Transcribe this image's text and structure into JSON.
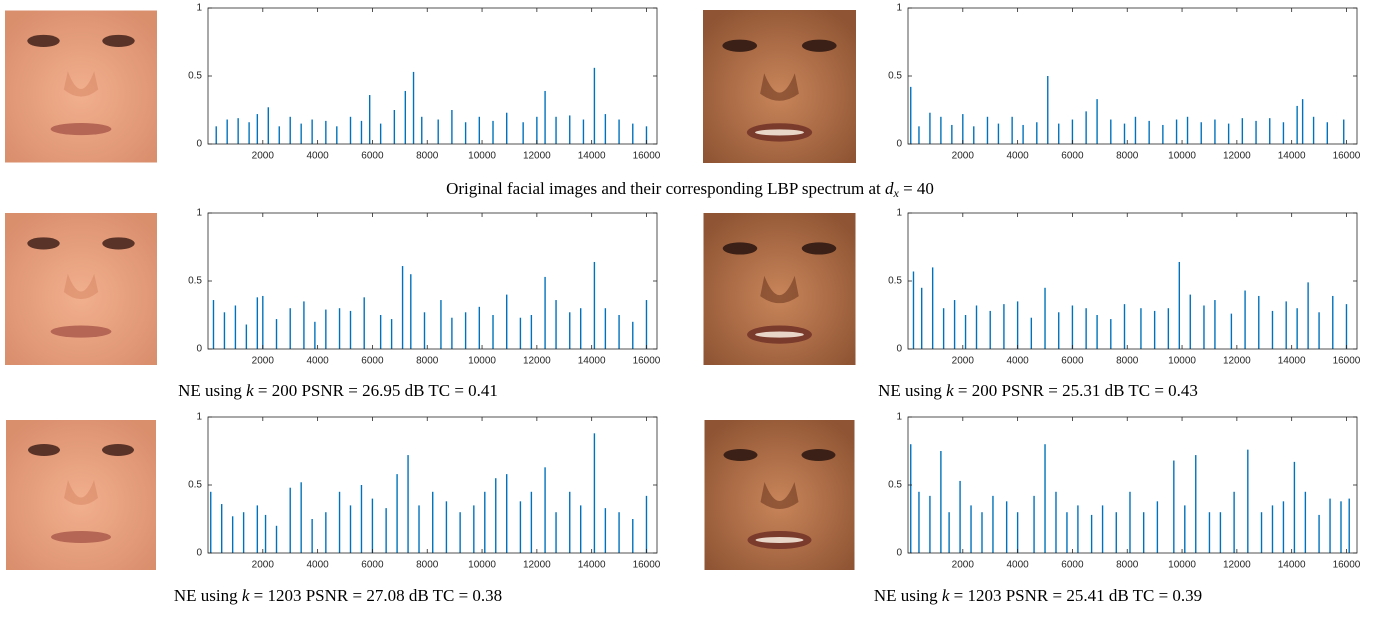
{
  "chart_data": [
    {
      "type": "bar",
      "color": "#0072bd",
      "xlim": [
        0,
        16384
      ],
      "ylim": [
        0,
        1
      ],
      "xticks": [
        2000,
        4000,
        6000,
        8000,
        10000,
        12000,
        14000,
        16000
      ],
      "yticks": [
        0,
        0.5,
        1
      ],
      "x": [
        300,
        700,
        1100,
        1500,
        1800,
        2200,
        2600,
        3000,
        3400,
        3800,
        4300,
        4700,
        5200,
        5600,
        5900,
        6300,
        6800,
        7200,
        7500,
        7800,
        8400,
        8900,
        9400,
        9900,
        10400,
        10900,
        11500,
        12000,
        12300,
        12700,
        13200,
        13700,
        14100,
        14500,
        15000,
        15500,
        16000
      ],
      "values": [
        0.13,
        0.18,
        0.19,
        0.16,
        0.22,
        0.27,
        0.13,
        0.2,
        0.15,
        0.18,
        0.17,
        0.13,
        0.2,
        0.17,
        0.36,
        0.15,
        0.25,
        0.39,
        0.53,
        0.2,
        0.18,
        0.25,
        0.16,
        0.2,
        0.17,
        0.23,
        0.16,
        0.2,
        0.39,
        0.2,
        0.21,
        0.18,
        0.56,
        0.22,
        0.18,
        0.15,
        0.13
      ]
    },
    {
      "type": "bar",
      "color": "#0072bd",
      "xlim": [
        0,
        16384
      ],
      "ylim": [
        0,
        1
      ],
      "xticks": [
        2000,
        4000,
        6000,
        8000,
        10000,
        12000,
        14000,
        16000
      ],
      "yticks": [
        0,
        0.5,
        1
      ],
      "x": [
        100,
        400,
        800,
        1200,
        1600,
        2000,
        2400,
        2900,
        3300,
        3800,
        4200,
        4700,
        5100,
        5500,
        6000,
        6500,
        6900,
        7400,
        7900,
        8300,
        8800,
        9300,
        9800,
        10200,
        10700,
        11200,
        11700,
        12200,
        12700,
        13200,
        13700,
        14200,
        14400,
        14800,
        15300,
        15900
      ],
      "values": [
        0.42,
        0.13,
        0.23,
        0.2,
        0.14,
        0.22,
        0.13,
        0.2,
        0.15,
        0.2,
        0.14,
        0.16,
        0.5,
        0.15,
        0.18,
        0.24,
        0.33,
        0.18,
        0.15,
        0.2,
        0.17,
        0.14,
        0.18,
        0.2,
        0.16,
        0.18,
        0.15,
        0.19,
        0.17,
        0.19,
        0.16,
        0.28,
        0.33,
        0.2,
        0.16,
        0.18
      ]
    },
    {
      "type": "bar",
      "color": "#0072bd",
      "xlim": [
        0,
        16384
      ],
      "ylim": [
        0,
        1
      ],
      "xticks": [
        2000,
        4000,
        6000,
        8000,
        10000,
        12000,
        14000,
        16000
      ],
      "yticks": [
        0,
        0.5,
        1
      ],
      "x": [
        200,
        600,
        1000,
        1400,
        1800,
        2000,
        2500,
        3000,
        3500,
        3900,
        4300,
        4800,
        5200,
        5700,
        6300,
        6700,
        7100,
        7400,
        7900,
        8500,
        8900,
        9400,
        9900,
        10400,
        10900,
        11400,
        11800,
        12300,
        12700,
        13200,
        13600,
        14100,
        14500,
        15000,
        15500,
        16000
      ],
      "values": [
        0.36,
        0.27,
        0.32,
        0.18,
        0.38,
        0.39,
        0.22,
        0.3,
        0.35,
        0.2,
        0.29,
        0.3,
        0.28,
        0.38,
        0.25,
        0.22,
        0.61,
        0.55,
        0.27,
        0.36,
        0.23,
        0.27,
        0.31,
        0.25,
        0.4,
        0.23,
        0.25,
        0.53,
        0.36,
        0.27,
        0.3,
        0.64,
        0.3,
        0.25,
        0.2,
        0.36
      ]
    },
    {
      "type": "bar",
      "color": "#0072bd",
      "xlim": [
        0,
        16384
      ],
      "ylim": [
        0,
        1
      ],
      "xticks": [
        2000,
        4000,
        6000,
        8000,
        10000,
        12000,
        14000,
        16000
      ],
      "yticks": [
        0,
        0.5,
        1
      ],
      "x": [
        200,
        500,
        900,
        1300,
        1700,
        2100,
        2500,
        3000,
        3500,
        4000,
        4500,
        5000,
        5500,
        6000,
        6500,
        6900,
        7400,
        7900,
        8500,
        9000,
        9500,
        9900,
        10300,
        10800,
        11200,
        11800,
        12300,
        12800,
        13300,
        13800,
        14200,
        14600,
        15000,
        15500,
        16000
      ],
      "values": [
        0.57,
        0.45,
        0.6,
        0.3,
        0.36,
        0.25,
        0.32,
        0.28,
        0.33,
        0.35,
        0.23,
        0.45,
        0.27,
        0.32,
        0.3,
        0.25,
        0.22,
        0.33,
        0.3,
        0.28,
        0.3,
        0.64,
        0.4,
        0.32,
        0.36,
        0.26,
        0.43,
        0.39,
        0.28,
        0.35,
        0.3,
        0.49,
        0.27,
        0.39,
        0.33
      ]
    },
    {
      "type": "bar",
      "color": "#0072bd",
      "xlim": [
        0,
        16384
      ],
      "ylim": [
        0,
        1
      ],
      "xticks": [
        2000,
        4000,
        6000,
        8000,
        10000,
        12000,
        14000,
        16000
      ],
      "yticks": [
        0,
        0.5,
        1
      ],
      "x": [
        100,
        500,
        900,
        1300,
        1800,
        2100,
        2500,
        3000,
        3400,
        3800,
        4300,
        4800,
        5200,
        5600,
        6000,
        6500,
        6900,
        7300,
        7700,
        8200,
        8700,
        9200,
        9700,
        10100,
        10500,
        10900,
        11400,
        11800,
        12300,
        12700,
        13200,
        13600,
        14100,
        14500,
        15000,
        15500,
        16000
      ],
      "values": [
        0.45,
        0.36,
        0.27,
        0.3,
        0.35,
        0.28,
        0.2,
        0.48,
        0.52,
        0.25,
        0.3,
        0.45,
        0.35,
        0.5,
        0.4,
        0.33,
        0.58,
        0.72,
        0.35,
        0.45,
        0.38,
        0.3,
        0.35,
        0.45,
        0.55,
        0.58,
        0.38,
        0.45,
        0.63,
        0.3,
        0.45,
        0.35,
        0.88,
        0.33,
        0.3,
        0.25,
        0.42
      ]
    },
    {
      "type": "bar",
      "color": "#0072bd",
      "xlim": [
        0,
        16384
      ],
      "ylim": [
        0,
        1
      ],
      "xticks": [
        2000,
        4000,
        6000,
        8000,
        10000,
        12000,
        14000,
        16000
      ],
      "yticks": [
        0,
        0.5,
        1
      ],
      "x": [
        100,
        400,
        800,
        1200,
        1500,
        1900,
        2300,
        2700,
        3100,
        3600,
        4000,
        4600,
        5000,
        5400,
        5800,
        6200,
        6700,
        7100,
        7600,
        8100,
        8600,
        9100,
        9700,
        10100,
        10500,
        11000,
        11400,
        11900,
        12400,
        12900,
        13300,
        13700,
        14100,
        14500,
        15000,
        15400,
        15800,
        16100
      ],
      "values": [
        0.8,
        0.45,
        0.42,
        0.75,
        0.3,
        0.53,
        0.35,
        0.3,
        0.42,
        0.38,
        0.3,
        0.42,
        0.8,
        0.45,
        0.3,
        0.35,
        0.28,
        0.35,
        0.3,
        0.45,
        0.3,
        0.38,
        0.68,
        0.35,
        0.72,
        0.3,
        0.3,
        0.45,
        0.76,
        0.3,
        0.35,
        0.38,
        0.67,
        0.45,
        0.28,
        0.4,
        0.38,
        0.4
      ]
    }
  ],
  "captions": [
    [
      "Original facial images and their corresponding LBP spectrum at",
      "d",
      "x",
      "= 40"
    ],
    [
      "NE using",
      "k",
      "= 200 PSNR = 26.95 dB TC = 0.41"
    ],
    [
      "NE using",
      "k",
      "= 200 PSNR = 25.31 dB TC = 0.43"
    ],
    [
      "NE using",
      "k",
      "= 1203 PSNR = 27.08 dB TC = 0.38"
    ],
    [
      "NE using",
      "k",
      "= 1203 PSNR = 25.41 dB TC = 0.39"
    ]
  ]
}
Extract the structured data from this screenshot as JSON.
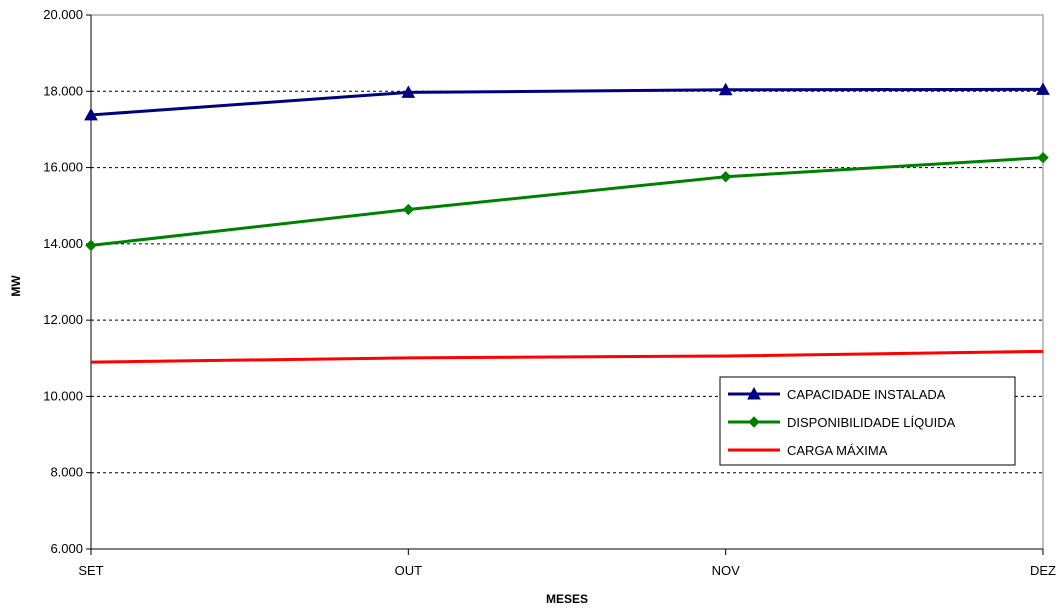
{
  "chart_data": {
    "type": "line",
    "categories": [
      "SET",
      "OUT",
      "NOV",
      "DEZ"
    ],
    "xlabel": "MESES",
    "ylabel": "MW",
    "ylim": [
      6000,
      20000
    ],
    "yticks": [
      {
        "value": 6000,
        "label": "6.000"
      },
      {
        "value": 8000,
        "label": "8.000"
      },
      {
        "value": 10000,
        "label": "10.000"
      },
      {
        "value": 12000,
        "label": "12.000"
      },
      {
        "value": 14000,
        "label": "14.000"
      },
      {
        "value": 16000,
        "label": "16.000"
      },
      {
        "value": 18000,
        "label": "18.000"
      },
      {
        "value": 20000,
        "label": "20.000"
      }
    ],
    "grid": "horizontal dashed",
    "legend_position": "bottom-right",
    "series": [
      {
        "name": "CAPACIDADE INSTALADA",
        "values": [
          17380,
          17970,
          18040,
          18050
        ],
        "color": "#000080",
        "marker": "triangle"
      },
      {
        "name": "DISPONIBILIDADE LÍQUIDA",
        "values": [
          13960,
          14900,
          15760,
          16260
        ],
        "color": "#008000",
        "marker": "diamond"
      },
      {
        "name": "CARGA MÁXIMA",
        "values": [
          10900,
          11010,
          11060,
          11180
        ],
        "color": "#ff0000",
        "marker": "none"
      }
    ]
  }
}
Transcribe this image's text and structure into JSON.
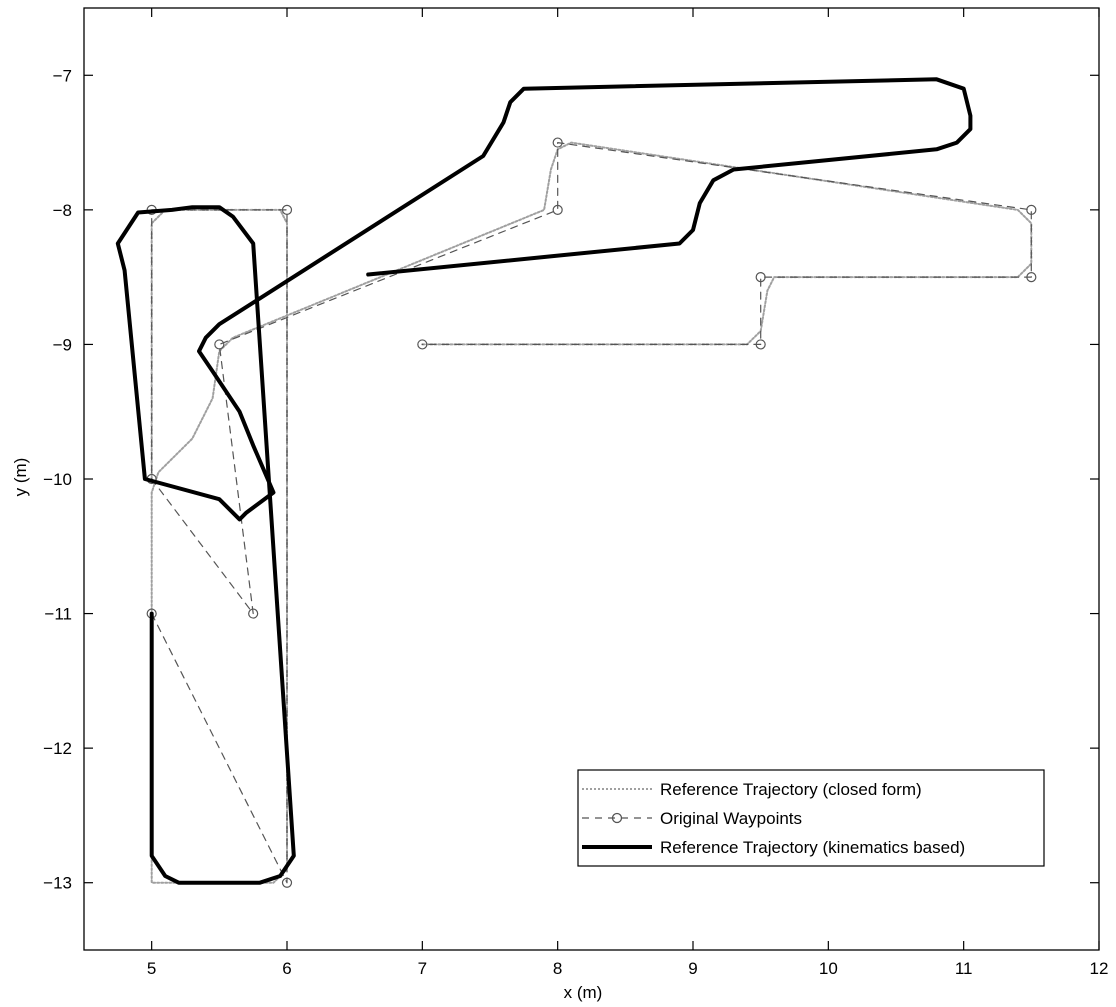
{
  "chart_data": {
    "type": "line",
    "title": "",
    "xlabel": "x (m)",
    "ylabel": "y (m)",
    "xlim": [
      4.5,
      12
    ],
    "ylim": [
      -13.5,
      -6.5
    ],
    "xticks": [
      5,
      6,
      7,
      8,
      9,
      10,
      11,
      12
    ],
    "yticks": [
      -7,
      -8,
      -9,
      -10,
      -11,
      -12,
      -13
    ],
    "xtick_labels": [
      "5",
      "6",
      "7",
      "8",
      "9",
      "10",
      "11",
      "12"
    ],
    "ytick_labels": [
      "−7",
      "−8",
      "−9",
      "−10",
      "−11",
      "−12",
      "−13"
    ],
    "grid": false,
    "legend_position": "bottom-right",
    "series": [
      {
        "name": "Reference Trajectory (closed form)",
        "style": "dotted",
        "color": "#a0a0a0",
        "x": [
          7,
          9.4,
          9.5,
          9.55,
          9.6,
          11.4,
          11.5,
          11.5,
          11.4,
          8.1,
          8,
          7.95,
          7.9,
          5.6,
          5.5,
          5.45,
          5.3,
          5.05,
          5,
          5,
          5,
          5.1,
          5.9,
          6,
          6,
          6,
          5.95,
          5.9,
          5.1,
          5,
          5,
          5
        ],
        "y": [
          -9,
          -9,
          -8.9,
          -8.6,
          -8.5,
          -8.5,
          -8.4,
          -8.1,
          -8,
          -7.5,
          -7.55,
          -7.7,
          -8,
          -8.95,
          -9.05,
          -9.4,
          -9.7,
          -9.95,
          -10.1,
          -11,
          -13,
          -13,
          -13,
          -12.9,
          -12,
          -8.1,
          -8,
          -8,
          -8,
          -8.1,
          -9,
          -10
        ]
      },
      {
        "name": "Original Waypoints",
        "style": "dashed-circle",
        "color": "#555555",
        "x": [
          5,
          6,
          6,
          5,
          5,
          5.75,
          5.5,
          8,
          8,
          11.5,
          11.5,
          9.5,
          9.5,
          7
        ],
        "y": [
          -11,
          -13,
          -8,
          -8,
          -10,
          -11,
          -9,
          -8,
          -7.5,
          -8,
          -8.5,
          -8.5,
          -9,
          -9
        ]
      },
      {
        "name": "Reference Trajectory (kinematics based)",
        "style": "solid-thick",
        "color": "#000000",
        "x": [
          5,
          5,
          5.1,
          5.2,
          5.8,
          5.95,
          6.05,
          5.75,
          5.6,
          5.5,
          5.4,
          5.3,
          5.15,
          4.9,
          4.75,
          4.8,
          4.95,
          5.5,
          5.65,
          5.7,
          5.9,
          5.75,
          5.65,
          5.45,
          5.35,
          5.4,
          5.5,
          7.45,
          7.6,
          7.65,
          7.75,
          10.8,
          11,
          11.05,
          11.05,
          10.95,
          10.8,
          9.3,
          9.15,
          9.05,
          9,
          8.9,
          6.6
        ],
        "y": [
          -11,
          -12.8,
          -12.95,
          -13,
          -13,
          -12.95,
          -12.8,
          -8.25,
          -8.05,
          -7.98,
          -7.98,
          -7.98,
          -8,
          -8.02,
          -8.25,
          -8.45,
          -10,
          -10.15,
          -10.3,
          -10.25,
          -10.1,
          -9.75,
          -9.5,
          -9.2,
          -9.05,
          -8.95,
          -8.85,
          -7.6,
          -7.35,
          -7.2,
          -7.1,
          -7.03,
          -7.1,
          -7.3,
          -7.4,
          -7.5,
          -7.55,
          -7.7,
          -7.78,
          -7.95,
          -8.15,
          -8.25,
          -8.48
        ]
      }
    ]
  }
}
________________
TO BE DONE: Gather up, from the records above, each line where the word "Trajectory" appears.

TASK RESPONSE:
        "name": "Reference Trajectory (closed form)",
        "name": "Reference Trajectory (kinematics based)",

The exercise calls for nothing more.